= Extrait =
======

Bruxelles se développe économiquement au point d’atteindre 80.000 habitants sous l’Empire dont 20.000 sont des ouvriers.
Un bâtiment lié au charbon
C’est en 1662 que commence les travaux de pavement de la chaussée des Wallons. Le gouverneur espagnol, le marquis de Castanaga, confie le chantier au Maître paveur Humbert Olivet. En 1705, celui-ci édifie sa demeure privée à proximité de son chantier à hauteur de l’orée de la forêt de Soignes face à la prestigieuse chapelle royale espagnole.
En 1782, les descendants d’Humbert Olivet vendent la maison à Josse Bodenghien exploitant déjà l’auberge de « la Joyce » à Petit-Waterloo. En 1787, Josse donne à son fils Antoine le bâtiment en location afin de l’exploiter comme une auberge avec son épouse Catherine née Wilmet. Cette dernière sera connue plus tard par les premiers touristes comme « la veuve Bodenghien ». C’est également Catherine qui sera décrite comme la « vieille flamande » par Walter Scott lors de sa visite.

======

= Entrées du jeu de données =

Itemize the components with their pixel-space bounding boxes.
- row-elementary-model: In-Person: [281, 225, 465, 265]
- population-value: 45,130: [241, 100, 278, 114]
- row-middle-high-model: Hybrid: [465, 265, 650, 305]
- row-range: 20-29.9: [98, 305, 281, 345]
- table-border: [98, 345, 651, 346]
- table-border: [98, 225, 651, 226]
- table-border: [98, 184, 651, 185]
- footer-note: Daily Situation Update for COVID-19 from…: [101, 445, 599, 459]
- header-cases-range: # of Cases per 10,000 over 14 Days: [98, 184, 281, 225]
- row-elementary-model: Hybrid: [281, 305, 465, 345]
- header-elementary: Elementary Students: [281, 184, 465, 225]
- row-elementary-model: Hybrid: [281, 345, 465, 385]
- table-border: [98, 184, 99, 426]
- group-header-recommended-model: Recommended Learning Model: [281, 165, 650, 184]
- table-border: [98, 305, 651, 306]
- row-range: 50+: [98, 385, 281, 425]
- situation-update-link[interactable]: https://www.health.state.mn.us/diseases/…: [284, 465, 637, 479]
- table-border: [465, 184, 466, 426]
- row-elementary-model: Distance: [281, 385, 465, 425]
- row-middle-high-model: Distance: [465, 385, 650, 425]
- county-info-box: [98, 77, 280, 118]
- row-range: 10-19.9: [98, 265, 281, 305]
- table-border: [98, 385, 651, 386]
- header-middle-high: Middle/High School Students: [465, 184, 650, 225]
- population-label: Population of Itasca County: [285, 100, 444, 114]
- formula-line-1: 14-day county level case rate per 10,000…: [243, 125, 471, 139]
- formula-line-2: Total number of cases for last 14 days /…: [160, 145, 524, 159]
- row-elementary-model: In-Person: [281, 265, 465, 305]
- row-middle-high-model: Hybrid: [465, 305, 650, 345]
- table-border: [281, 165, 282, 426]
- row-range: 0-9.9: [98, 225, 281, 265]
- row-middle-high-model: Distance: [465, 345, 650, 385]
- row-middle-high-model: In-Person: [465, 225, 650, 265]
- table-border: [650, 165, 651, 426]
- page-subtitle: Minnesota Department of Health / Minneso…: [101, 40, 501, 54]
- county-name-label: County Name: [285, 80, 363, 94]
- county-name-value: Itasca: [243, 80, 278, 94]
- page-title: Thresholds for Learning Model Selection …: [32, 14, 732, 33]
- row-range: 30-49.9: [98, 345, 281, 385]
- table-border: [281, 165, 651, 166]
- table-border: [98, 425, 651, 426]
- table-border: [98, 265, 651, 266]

======

= Travail à faire =
Recopiez l'extrait en entier, sans y changer un seul mot.

= Zone de réponse =
Bruxelles se développe économiquement au point d’atteindre 80.000 habitants sous l’Empire dont 20.000 sont des ouvriers.
Un bâtiment lié au charbon
C’est en 1662 que commence les travaux de pavement de la chaussée des Wallons. Le gouverneur espagnol, le marquis de Castanaga, confie le chantier au Maître paveur Humbert Olivet. En 1705, celui-ci édifie sa demeure privée à proximité de son chantier à hauteur de l’orée de la forêt de Soignes face à la prestigieuse chapelle royale espagnole.
En 1782, les descendants d’Humbert Olivet vendent la maison à Josse Bodenghien exploitant déjà l’auberge de « la Joyce » à Petit-Waterloo. En 1787, Josse donne à son fils Antoine le bâtiment en location afin de l’exploiter comme une auberge avec son épouse Catherine née Wilmet. Cette dernière sera connue plus tard par les premiers touristes comme « la veuve Bodenghien ». C’est également Catherine qui sera décrite comme la « vieille flamande » par Walter Scott lors de sa visite.